# [Te maken opgave]
Zet alle regels van de onderstaande items om in een Markdown-tabel met de kolommen Nr en Regel. Lege regels laat je weg.
== == ==
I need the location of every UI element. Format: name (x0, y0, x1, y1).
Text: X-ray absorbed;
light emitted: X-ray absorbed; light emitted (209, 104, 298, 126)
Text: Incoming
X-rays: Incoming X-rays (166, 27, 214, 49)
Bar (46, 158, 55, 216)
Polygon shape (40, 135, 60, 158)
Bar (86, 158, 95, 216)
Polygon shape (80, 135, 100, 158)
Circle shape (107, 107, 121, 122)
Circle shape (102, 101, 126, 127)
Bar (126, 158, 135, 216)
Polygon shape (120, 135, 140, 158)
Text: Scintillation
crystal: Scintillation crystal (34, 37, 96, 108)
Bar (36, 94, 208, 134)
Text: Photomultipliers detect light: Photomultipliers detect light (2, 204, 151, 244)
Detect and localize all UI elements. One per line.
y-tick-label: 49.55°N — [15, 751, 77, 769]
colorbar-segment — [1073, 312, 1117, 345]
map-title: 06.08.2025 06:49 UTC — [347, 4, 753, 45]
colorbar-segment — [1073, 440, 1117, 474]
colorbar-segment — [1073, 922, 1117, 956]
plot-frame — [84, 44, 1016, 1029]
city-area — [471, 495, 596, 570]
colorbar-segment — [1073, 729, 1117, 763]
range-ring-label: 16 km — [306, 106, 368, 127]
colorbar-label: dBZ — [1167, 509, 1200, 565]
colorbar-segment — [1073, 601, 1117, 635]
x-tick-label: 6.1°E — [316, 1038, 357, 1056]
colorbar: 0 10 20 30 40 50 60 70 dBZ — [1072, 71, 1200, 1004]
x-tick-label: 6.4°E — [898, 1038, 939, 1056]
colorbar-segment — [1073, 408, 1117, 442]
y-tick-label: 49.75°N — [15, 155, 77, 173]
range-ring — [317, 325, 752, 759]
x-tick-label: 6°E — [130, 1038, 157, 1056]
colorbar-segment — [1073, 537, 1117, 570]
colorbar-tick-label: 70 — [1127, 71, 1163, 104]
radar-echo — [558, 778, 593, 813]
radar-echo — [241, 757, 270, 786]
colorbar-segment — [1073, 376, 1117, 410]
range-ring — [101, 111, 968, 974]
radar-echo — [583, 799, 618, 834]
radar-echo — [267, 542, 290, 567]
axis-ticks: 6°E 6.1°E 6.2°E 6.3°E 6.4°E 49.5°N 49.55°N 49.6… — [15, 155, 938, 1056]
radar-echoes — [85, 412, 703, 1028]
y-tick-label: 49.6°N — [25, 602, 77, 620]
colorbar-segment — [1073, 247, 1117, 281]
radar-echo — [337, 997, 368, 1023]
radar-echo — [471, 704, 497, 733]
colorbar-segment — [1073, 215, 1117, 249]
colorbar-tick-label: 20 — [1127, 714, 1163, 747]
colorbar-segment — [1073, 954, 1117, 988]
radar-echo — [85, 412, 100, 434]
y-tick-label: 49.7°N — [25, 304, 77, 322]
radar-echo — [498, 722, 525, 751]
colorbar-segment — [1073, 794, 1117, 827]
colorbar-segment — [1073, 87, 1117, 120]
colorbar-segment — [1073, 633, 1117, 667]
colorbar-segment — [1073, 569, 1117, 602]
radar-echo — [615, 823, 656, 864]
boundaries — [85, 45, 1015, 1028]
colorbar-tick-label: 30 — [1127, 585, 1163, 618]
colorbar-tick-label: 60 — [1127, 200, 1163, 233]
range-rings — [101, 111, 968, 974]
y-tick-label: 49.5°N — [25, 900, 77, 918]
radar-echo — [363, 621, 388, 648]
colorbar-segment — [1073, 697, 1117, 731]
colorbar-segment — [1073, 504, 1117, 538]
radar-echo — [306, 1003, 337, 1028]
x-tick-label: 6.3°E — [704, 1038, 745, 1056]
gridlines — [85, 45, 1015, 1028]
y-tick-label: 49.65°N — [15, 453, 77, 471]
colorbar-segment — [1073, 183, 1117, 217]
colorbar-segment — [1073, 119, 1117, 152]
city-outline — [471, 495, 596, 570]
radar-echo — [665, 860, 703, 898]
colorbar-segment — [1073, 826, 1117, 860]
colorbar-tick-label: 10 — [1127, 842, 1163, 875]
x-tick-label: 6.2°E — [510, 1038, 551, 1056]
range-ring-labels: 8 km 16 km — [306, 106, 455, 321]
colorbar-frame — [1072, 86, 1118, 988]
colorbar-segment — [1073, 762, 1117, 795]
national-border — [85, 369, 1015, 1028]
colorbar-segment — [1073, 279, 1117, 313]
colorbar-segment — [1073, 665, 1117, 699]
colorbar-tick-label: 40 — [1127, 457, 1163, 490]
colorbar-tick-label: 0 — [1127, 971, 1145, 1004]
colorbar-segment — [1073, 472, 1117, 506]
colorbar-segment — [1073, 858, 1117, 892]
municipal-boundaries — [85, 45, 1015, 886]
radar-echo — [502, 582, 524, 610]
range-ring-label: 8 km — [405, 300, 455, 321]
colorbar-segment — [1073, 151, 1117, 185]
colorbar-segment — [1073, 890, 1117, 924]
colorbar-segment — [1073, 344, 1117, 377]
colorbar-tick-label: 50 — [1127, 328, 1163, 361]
== == ==
# [Uitgewerkte oplossing]
| Nr | Regel |
|---|---|
| 1 | I need the location of every UI element. Format: name (x0, y0, x1, y1). |
| 2 | Text: X-ray absorbed; |
| 3 | light emitted: X-ray absorbed; light emitted (209, 104, 298, 126) |
| 4 | Text: Incoming |
| 5 | X-rays: Incoming X-rays (166, 27, 214, 49) |
| 6 | Bar (46, 158, 55, 216) |
| 7 | Polygon shape (40, 135, 60, 158) |
| 8 | Bar (86, 158, 95, 216) |
| 9 | Polygon shape (80, 135, 100, 158) |
| 10 | Circle shape (107, 107, 121, 122) |
| 11 | Circle shape (102, 101, 126, 127) |
| 12 | Bar (126, 158, 135, 216) |
| 13 | Polygon shape (120, 135, 140, 158) |
| 14 | Text: Scintillation |
| 15 | crystal: Scintillation crystal (34, 37, 96, 108) |
| 16 | Bar (36, 94, 208, 134) |
| 17 | Text: Photomultipliers detect light: Photomultipliers detect light (2, 204, 151, 244) |
| 18 | Detect and localize all UI elements. One per line. |
| 19 | y-tick-label: 49.55°N — [15, 751, 77, 769] |
| 20 | colorbar-segment — [1073, 312, 1117, 345] |
| 21 | map-title: 06.08.2025 06:49 UTC — [347, 4, 753, 45] |
| 22 | colorbar-segment — [1073, 440, 1117, 474] |
| 23 | colorbar-segment — [1073, 922, 1117, 956] |
| 24 | plot-frame — [84, 44, 1016, 1029] |
| 25 | city-area — [471, 495, 596, 570] |
| 26 | colorbar-segment — [1073, 729, 1117, 763] |
| 27 | range-ring-label: 16 km — [306, 106, 368, 127] |
| 28 | colorbar-label: dBZ — [1167, 509, 1200, 565] |
| 29 | colorbar-segment — [1073, 601, 1117, 635] |
| 30 | x-tick-label: 6.1°E — [316, 1038, 357, 1056] |
| 31 | colorbar: 0 10 20 30 40 50 60 70 dBZ — [1072, 71, 1200, 1004] |
| 32 | x-tick-label: 6.4°E — [898, 1038, 939, 1056] |
| 33 | colorbar-segment — [1073, 408, 1117, 442] |
| 34 | y-tick-label: 49.75°N — [15, 155, 77, 173] |
| 35 | range-ring — [317, 325, 752, 759] |
| 36 | x-tick-label: 6°E — [130, 1038, 157, 1056] |
| 37 | colorbar-segment — [1073, 537, 1117, 570] |
| 38 | colorbar-tick-label: 70 — [1127, 71, 1163, 104] |
| 39 | radar-echo — [558, 778, 593, 813] |
| 40 | radar-echo — [241, 757, 270, 786] |
| 41 | colorbar-segment — [1073, 376, 1117, 410] |
| 42 | range-ring — [101, 111, 968, 974] |
| 43 | radar-echo — [583, 799, 618, 834] |
| 44 | radar-echo — [267, 542, 290, 567] |
| 45 | axis-ticks: 6°E 6.1°E 6.2°E 6.3°E 6.4°E 49.5°N 49.55°N 49.6… — [15, 155, 938, 1056] |
| 46 | radar-echoes — [85, 412, 703, 1028] |
| 47 | y-tick-label: 49.6°N — [25, 602, 77, 620] |
| 48 | colorbar-segment — [1073, 247, 1117, 281] |
| 49 | radar-echo — [337, 997, 368, 1023] |
| 50 | radar-echo — [471, 704, 497, 733] |
| 51 | colorbar-segment — [1073, 215, 1117, 249] |
| 52 | colorbar-tick-label: 20 — [1127, 714, 1163, 747] |
| 53 | colorbar-segment — [1073, 954, 1117, 988] |
| 54 | radar-echo — [85, 412, 100, 434] |
| 55 | y-tick-label: 49.7°N — [25, 304, 77, 322] |
| 56 | radar-echo — [498, 722, 525, 751] |
| 57 | colorbar-segment — [1073, 794, 1117, 827] |
| 58 | colorbar-segment — [1073, 87, 1117, 120] |
| 59 | colorbar-segment — [1073, 633, 1117, 667] |
| 60 | colorbar-segment — [1073, 569, 1117, 602] |
| 61 | radar-echo — [615, 823, 656, 864] |
| 62 | boundaries — [85, 45, 1015, 1028] |
| 63 | colorbar-tick-label: 30 — [1127, 585, 1163, 618] |
| 64 | colorbar-tick-label: 60 — [1127, 200, 1163, 233] |
| 65 | range-rings — [101, 111, 968, 974] |
| 66 | y-tick-label: 49.5°N — [25, 900, 77, 918] |
| 67 | radar-echo — [363, 621, 388, 648] |
| 68 | colorbar-segment — [1073, 697, 1117, 731] |
| 69 | colorbar-segment — [1073, 504, 1117, 538] |
| 70 | radar-echo — [306, 1003, 337, 1028] |
| 71 | x-tick-label: 6.3°E — [704, 1038, 745, 1056] |
| 72 | gridlines — [85, 45, 1015, 1028] |
| 73 | y-tick-label: 49.65°N — [15, 453, 77, 471] |
| 74 | colorbar-segment — [1073, 183, 1117, 217] |
| 75 | colorbar-segment — [1073, 119, 1117, 152] |
| 76 | city-outline — [471, 495, 596, 570] |
| 77 | radar-echo — [665, 860, 703, 898] |
| 78 | colorbar-segment — [1073, 826, 1117, 860] |
| 79 | colorbar-tick-label: 10 — [1127, 842, 1163, 875] |
| 80 | x-tick-label: 6.2°E — [510, 1038, 551, 1056] |
| 81 | range-ring-labels: 8 km 16 km — [306, 106, 455, 321] |
| 82 | colorbar-frame — [1072, 86, 1118, 988] |
| 83 | colorbar-segment — [1073, 762, 1117, 795] |
| 84 | national-border — [85, 369, 1015, 1028] |
| 85 | colorbar-segment — [1073, 279, 1117, 313] |
| 86 | colorbar-segment — [1073, 665, 1117, 699] |
| 87 | colorbar-tick-label: 40 — [1127, 457, 1163, 490] |
| 88 | colorbar-tick-label: 0 — [1127, 971, 1145, 1004] |
| 89 | colorbar-segment — [1073, 472, 1117, 506] |
| 90 | colorbar-segment — [1073, 858, 1117, 892] |
| 91 | municipal-boundaries — [85, 45, 1015, 886] |
| 92 | radar-echo — [502, 582, 524, 610] |
| 93 | range-ring-label: 8 km — [405, 300, 455, 321] |
| 94 | colorbar-segment — [1073, 151, 1117, 185] |
| 95 | colorbar-segment — [1073, 890, 1117, 924] |
| 96 | colorbar-segment — [1073, 344, 1117, 377] |
| 97 | colorbar-tick-label: 50 — [1127, 328, 1163, 361] |